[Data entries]
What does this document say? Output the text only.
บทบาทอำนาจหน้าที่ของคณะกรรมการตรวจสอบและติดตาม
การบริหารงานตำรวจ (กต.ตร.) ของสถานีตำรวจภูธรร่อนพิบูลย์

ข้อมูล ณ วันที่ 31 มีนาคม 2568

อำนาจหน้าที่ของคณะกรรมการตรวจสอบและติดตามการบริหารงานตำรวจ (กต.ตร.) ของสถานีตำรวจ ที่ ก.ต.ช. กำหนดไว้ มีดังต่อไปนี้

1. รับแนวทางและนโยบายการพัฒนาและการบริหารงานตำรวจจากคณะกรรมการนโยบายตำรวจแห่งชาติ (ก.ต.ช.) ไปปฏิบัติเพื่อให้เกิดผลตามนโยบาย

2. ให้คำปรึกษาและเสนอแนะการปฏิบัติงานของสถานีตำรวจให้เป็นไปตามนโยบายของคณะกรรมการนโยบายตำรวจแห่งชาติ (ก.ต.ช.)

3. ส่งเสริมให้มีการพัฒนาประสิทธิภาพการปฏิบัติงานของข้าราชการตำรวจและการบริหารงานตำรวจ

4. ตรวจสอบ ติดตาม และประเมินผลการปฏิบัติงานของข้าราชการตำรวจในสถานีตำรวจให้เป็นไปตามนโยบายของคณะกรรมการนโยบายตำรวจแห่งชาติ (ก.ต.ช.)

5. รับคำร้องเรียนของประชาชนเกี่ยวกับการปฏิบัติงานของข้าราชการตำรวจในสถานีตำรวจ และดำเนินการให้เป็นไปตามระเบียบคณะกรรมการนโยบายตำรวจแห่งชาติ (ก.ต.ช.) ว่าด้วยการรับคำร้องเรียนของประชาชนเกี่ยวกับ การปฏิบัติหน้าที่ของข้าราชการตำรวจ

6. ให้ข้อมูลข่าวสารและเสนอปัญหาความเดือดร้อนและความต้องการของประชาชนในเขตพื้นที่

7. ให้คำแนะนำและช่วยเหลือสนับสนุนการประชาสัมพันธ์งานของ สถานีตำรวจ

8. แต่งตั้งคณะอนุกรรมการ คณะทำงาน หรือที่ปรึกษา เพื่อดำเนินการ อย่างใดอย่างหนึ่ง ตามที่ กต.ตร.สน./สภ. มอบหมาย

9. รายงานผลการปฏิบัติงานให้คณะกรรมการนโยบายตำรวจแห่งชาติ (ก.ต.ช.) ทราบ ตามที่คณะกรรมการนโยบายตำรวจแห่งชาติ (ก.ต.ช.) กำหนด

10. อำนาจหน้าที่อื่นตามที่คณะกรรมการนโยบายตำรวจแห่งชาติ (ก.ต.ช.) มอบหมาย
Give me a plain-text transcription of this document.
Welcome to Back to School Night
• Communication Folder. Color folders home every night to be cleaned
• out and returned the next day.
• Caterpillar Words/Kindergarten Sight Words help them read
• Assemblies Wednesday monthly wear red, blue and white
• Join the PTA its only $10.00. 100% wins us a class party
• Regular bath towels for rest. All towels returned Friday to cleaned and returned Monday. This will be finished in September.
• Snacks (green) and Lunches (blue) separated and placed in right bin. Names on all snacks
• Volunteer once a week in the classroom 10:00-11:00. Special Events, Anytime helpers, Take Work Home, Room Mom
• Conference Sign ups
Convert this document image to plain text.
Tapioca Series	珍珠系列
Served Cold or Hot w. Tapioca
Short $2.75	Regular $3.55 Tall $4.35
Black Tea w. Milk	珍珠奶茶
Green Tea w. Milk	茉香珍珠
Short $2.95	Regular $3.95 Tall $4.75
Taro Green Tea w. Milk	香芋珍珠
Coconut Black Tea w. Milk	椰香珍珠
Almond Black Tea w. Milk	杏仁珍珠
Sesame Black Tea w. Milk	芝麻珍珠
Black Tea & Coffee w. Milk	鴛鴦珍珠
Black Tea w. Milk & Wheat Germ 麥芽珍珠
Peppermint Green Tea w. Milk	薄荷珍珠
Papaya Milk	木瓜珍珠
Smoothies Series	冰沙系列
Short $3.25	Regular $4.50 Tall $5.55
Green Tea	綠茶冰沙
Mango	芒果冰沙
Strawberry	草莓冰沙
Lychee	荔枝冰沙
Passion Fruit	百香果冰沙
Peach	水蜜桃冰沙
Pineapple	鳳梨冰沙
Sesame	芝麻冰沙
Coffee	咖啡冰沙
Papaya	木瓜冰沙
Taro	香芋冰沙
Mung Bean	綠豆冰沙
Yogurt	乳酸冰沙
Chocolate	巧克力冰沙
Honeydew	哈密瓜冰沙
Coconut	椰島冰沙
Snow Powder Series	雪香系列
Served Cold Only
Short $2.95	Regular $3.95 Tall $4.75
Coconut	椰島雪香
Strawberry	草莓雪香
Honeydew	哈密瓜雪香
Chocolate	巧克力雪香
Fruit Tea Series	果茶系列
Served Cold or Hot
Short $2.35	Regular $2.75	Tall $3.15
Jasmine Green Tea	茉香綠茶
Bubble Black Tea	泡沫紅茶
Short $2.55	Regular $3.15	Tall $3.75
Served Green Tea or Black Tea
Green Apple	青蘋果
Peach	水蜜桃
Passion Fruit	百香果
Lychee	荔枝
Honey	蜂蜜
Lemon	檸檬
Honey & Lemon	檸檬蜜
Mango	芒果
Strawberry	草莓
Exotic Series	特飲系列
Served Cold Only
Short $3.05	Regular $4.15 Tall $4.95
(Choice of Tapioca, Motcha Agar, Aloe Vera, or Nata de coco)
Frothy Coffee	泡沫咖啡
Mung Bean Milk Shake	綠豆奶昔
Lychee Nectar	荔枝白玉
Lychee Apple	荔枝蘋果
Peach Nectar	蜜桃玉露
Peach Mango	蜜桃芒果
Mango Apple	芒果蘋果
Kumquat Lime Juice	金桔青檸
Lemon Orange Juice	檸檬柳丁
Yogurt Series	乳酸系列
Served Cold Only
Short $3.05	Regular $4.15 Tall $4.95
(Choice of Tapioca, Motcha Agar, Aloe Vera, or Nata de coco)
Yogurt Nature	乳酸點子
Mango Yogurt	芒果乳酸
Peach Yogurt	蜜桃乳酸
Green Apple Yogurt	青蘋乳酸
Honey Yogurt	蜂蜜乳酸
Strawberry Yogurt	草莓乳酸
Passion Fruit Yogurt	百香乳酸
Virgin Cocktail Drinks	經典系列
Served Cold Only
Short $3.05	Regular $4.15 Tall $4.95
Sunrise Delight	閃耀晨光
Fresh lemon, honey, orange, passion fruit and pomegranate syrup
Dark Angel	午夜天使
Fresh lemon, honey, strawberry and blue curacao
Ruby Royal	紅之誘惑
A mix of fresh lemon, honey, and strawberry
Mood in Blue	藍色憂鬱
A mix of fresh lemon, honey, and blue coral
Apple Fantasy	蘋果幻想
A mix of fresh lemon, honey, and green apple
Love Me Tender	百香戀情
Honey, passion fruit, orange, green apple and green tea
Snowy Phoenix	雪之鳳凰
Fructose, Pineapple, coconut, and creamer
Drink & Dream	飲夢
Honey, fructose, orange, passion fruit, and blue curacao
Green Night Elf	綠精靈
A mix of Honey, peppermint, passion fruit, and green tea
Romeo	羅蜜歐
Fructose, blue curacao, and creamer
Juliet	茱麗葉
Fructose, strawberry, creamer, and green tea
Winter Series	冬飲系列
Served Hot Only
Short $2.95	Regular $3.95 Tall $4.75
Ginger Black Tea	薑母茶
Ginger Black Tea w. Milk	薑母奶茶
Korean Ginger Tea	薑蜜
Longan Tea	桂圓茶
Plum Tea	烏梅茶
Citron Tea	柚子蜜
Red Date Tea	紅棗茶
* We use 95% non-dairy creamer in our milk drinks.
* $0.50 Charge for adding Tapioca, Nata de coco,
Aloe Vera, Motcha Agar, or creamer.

What is being asked:
Write out every line from the records above, word for word.

Solution to this problem:
What does this document say? Output the text only.
บทบาทอำนาจหน้าที่ของคณะกรรมการตรวจสอบและติดตาม
การบริหารงานตำรวจ (กต.ตร.) ของสถานีตำรวจภูธรร่อนพิบูลย์

ข้อมูล ณ วันที่ 31 มีนาคม 2568

อำนาจหน้าที่ของคณะกรรมการตรวจสอบและติดตามการบริหารงานตำรวจ (กต.ตร.) ของสถานีตำรวจ ที่ ก.ต.ช. กำหนดไว้ มีดังต่อไปนี้

1. รับแนวทางและนโยบายการพัฒนาและการบริหารงานตำรวจจากคณะกรรมการนโยบายตำรวจแห่งชาติ (ก.ต.ช.) ไปปฏิบัติเพื่อให้เกิดผลตามนโยบาย

2. ให้คำปรึกษาและเสนอแนะการปฏิบัติงานของสถานีตำรวจให้เป็นไปตามนโยบายของคณะกรรมการนโยบายตำรวจแห่งชาติ (ก.ต.ช.)

3. ส่งเสริมให้มีการพัฒนาประสิทธิภาพการปฏิบัติงานของข้าราชการตำรวจและการบริหารงานตำรวจ

4. ตรวจสอบ ติดตาม และประเมินผลการปฏิบัติงานของข้าราชการตำรวจในสถานีตำรวจให้เป็นไปตามนโยบายของคณะกรรมการนโยบายตำรวจแห่งชาติ (ก.ต.ช.)

5. รับคำร้องเรียนของประชาชนเกี่ยวกับการปฏิบัติงานของข้าราชการตำรวจในสถานีตำรวจ และดำเนินการให้เป็นไปตามระเบียบคณะกรรมการนโยบายตำรวจแห่งชาติ (ก.ต.ช.) ว่าด้วยการรับคำร้องเรียนของประชาชนเกี่ยวกับ การปฏิบัติหน้าที่ของข้าราชการตำรวจ

6. ให้ข้อมูลข่าวสารและเสนอปัญหาความเดือดร้อนและความต้องการของประชาชนในเขตพื้นที่

7. ให้คำแนะนำและช่วยเหลือสนับสนุนการประชาสัมพันธ์งานของ สถานีตำรวจ

8. แต่งตั้งคณะอนุกรรมการ คณะทำงาน หรือที่ปรึกษา เพื่อดำเนินการ อย่างใดอย่างหนึ่ง ตามที่ กต.ตร.สน./สภ. มอบหมาย

9. รายงานผลการปฏิบัติงานให้คณะกรรมการนโยบายตำรวจแห่งชาติ (ก.ต.ช.) ทราบ ตามที่คณะกรรมการนโยบายตำรวจแห่งชาติ (ก.ต.ช.) กำหนด

10. อำนาจหน้าที่อื่นตามที่คณะกรรมการนโยบายตำรวจแห่งชาติ (ก.ต.ช.) มอบหมาย
Give me a plain-text transcription of this document.
Welcome to Back to School Night
• Communication Folder. Color folders home every night to be cleaned
• out and returned the next day.
• Caterpillar Words/Kindergarten Sight Words help them read
• Assemblies Wednesday monthly wear red, blue and white
• Join the PTA its only $10.00. 100% wins us a class party
• Regular bath towels for rest. All towels returned Friday to cleaned and returned Monday. This will be finished in September.
• Snacks (green) and Lunches (blue) separated and placed in right bin. Names on all snacks
• Volunteer once a week in the classroom 10:00-11:00. Special Events, Anytime helpers, Take Work Home, Room Mom
• Conference Sign ups
Convert this document image to plain text.
Tapioca Series	珍珠系列
Served Cold or Hot w. Tapioca
Short $2.75	Regular $3.55 Tall $4.35
Black Tea w. Milk	珍珠奶茶
Green Tea w. Milk	茉香珍珠
Short $2.95	Regular $3.95 Tall $4.75
Taro Green Tea w. Milk	香芋珍珠
Coconut Black Tea w. Milk	椰香珍珠
Almond Black Tea w. Milk	杏仁珍珠
Sesame Black Tea w. Milk	芝麻珍珠
Black Tea & Coffee w. Milk	鴛鴦珍珠
Black Tea w. Milk & Wheat Germ 麥芽珍珠
Peppermint Green Tea w. Milk	薄荷珍珠
Papaya Milk	木瓜珍珠
Smoothies Series	冰沙系列
Short $3.25	Regular $4.50 Tall $5.55
Green Tea	綠茶冰沙
Mango	芒果冰沙
Strawberry	草莓冰沙
Lychee	荔枝冰沙
Passion Fruit	百香果冰沙
Peach	水蜜桃冰沙
Pineapple	鳳梨冰沙
Sesame	芝麻冰沙
Coffee	咖啡冰沙
Papaya	木瓜冰沙
Taro	香芋冰沙
Mung Bean	綠豆冰沙
Yogurt	乳酸冰沙
Chocolate	巧克力冰沙
Honeydew	哈密瓜冰沙
Coconut	椰島冰沙
Snow Powder Series	雪香系列
Served Cold Only
Short $2.95	Regular $3.95 Tall $4.75
Coconut	椰島雪香
Strawberry	草莓雪香
Honeydew	哈密瓜雪香
Chocolate	巧克力雪香
Fruit Tea Series	果茶系列
Served Cold or Hot
Short $2.35	Regular $2.75	Tall $3.15
Jasmine Green Tea	茉香綠茶
Bubble Black Tea	泡沫紅茶
Short $2.55	Regular $3.15	Tall $3.75
Served Green Tea or Black Tea
Green Apple	青蘋果
Peach	水蜜桃
Passion Fruit	百香果
Lychee	荔枝
Honey	蜂蜜
Lemon	檸檬
Honey & Lemon	檸檬蜜
Mango	芒果
Strawberry	草莓
Exotic Series	特飲系列
Served Cold Only
Short $3.05	Regular $4.15 Tall $4.95
(Choice of Tapioca, Motcha Agar, Aloe Vera, or Nata de coco)
Frothy Coffee	泡沫咖啡
Mung Bean Milk Shake	綠豆奶昔
Lychee Nectar	荔枝白玉
Lychee Apple	荔枝蘋果
Peach Nectar	蜜桃玉露
Peach Mango	蜜桃芒果
Mango Apple	芒果蘋果
Kumquat Lime Juice	金桔青檸
Lemon Orange Juice	檸檬柳丁
Yogurt Series	乳酸系列
Served Cold Only
Short $3.05	Regular $4.15 Tall $4.95
(Choice of Tapioca, Motcha Agar, Aloe Vera, or Nata de coco)
Yogurt Nature	乳酸點子
Mango Yogurt	芒果乳酸
Peach Yogurt	蜜桃乳酸
Green Apple Yogurt	青蘋乳酸
Honey Yogurt	蜂蜜乳酸
Strawberry Yogurt	草莓乳酸
Passion Fruit Yogurt	百香乳酸
Virgin Cocktail Drinks	經典系列
Served Cold Only
Short $3.05	Regular $4.15 Tall $4.95
Sunrise Delight	閃耀晨光
Fresh lemon, honey, orange, passion fruit and pomegranate syrup
Dark Angel	午夜天使
Fresh lemon, honey, strawberry and blue curacao
Ruby Royal	紅之誘惑
A mix of fresh lemon, honey, and strawberry
Mood in Blue	藍色憂鬱
A mix of fresh lemon, honey, and blue coral
Apple Fantasy	蘋果幻想
A mix of fresh lemon, honey, and green apple
Love Me Tender	百香戀情
Honey, passion fruit, orange, green apple and green tea
Snowy Phoenix	雪之鳳凰
Fructose, Pineapple, coconut, and creamer
Drink & Dream	飲夢
Honey, fructose, orange, passion fruit, and blue curacao
Green Night Elf	綠精靈
A mix of Honey, peppermint, passion fruit, and green tea
Romeo	羅蜜歐
Fructose, blue curacao, and creamer
Juliet	茱麗葉
Fructose, strawberry, creamer, and green tea
Winter Series	冬飲系列
Served Hot Only
Short $2.95	Regular $3.95 Tall $4.75
Ginger Black Tea	薑母茶
Ginger Black Tea w. Milk	薑母奶茶
Korean Ginger Tea	薑蜜
Longan Tea	桂圓茶
Plum Tea	烏梅茶
Citron Tea	柚子蜜
Red Date Tea	紅棗茶
* We use 95% non-dairy creamer in our milk drinks.
* $0.50 Charge for adding Tapioca, Nata de coco,
Aloe Vera, Motcha Agar, or creamer.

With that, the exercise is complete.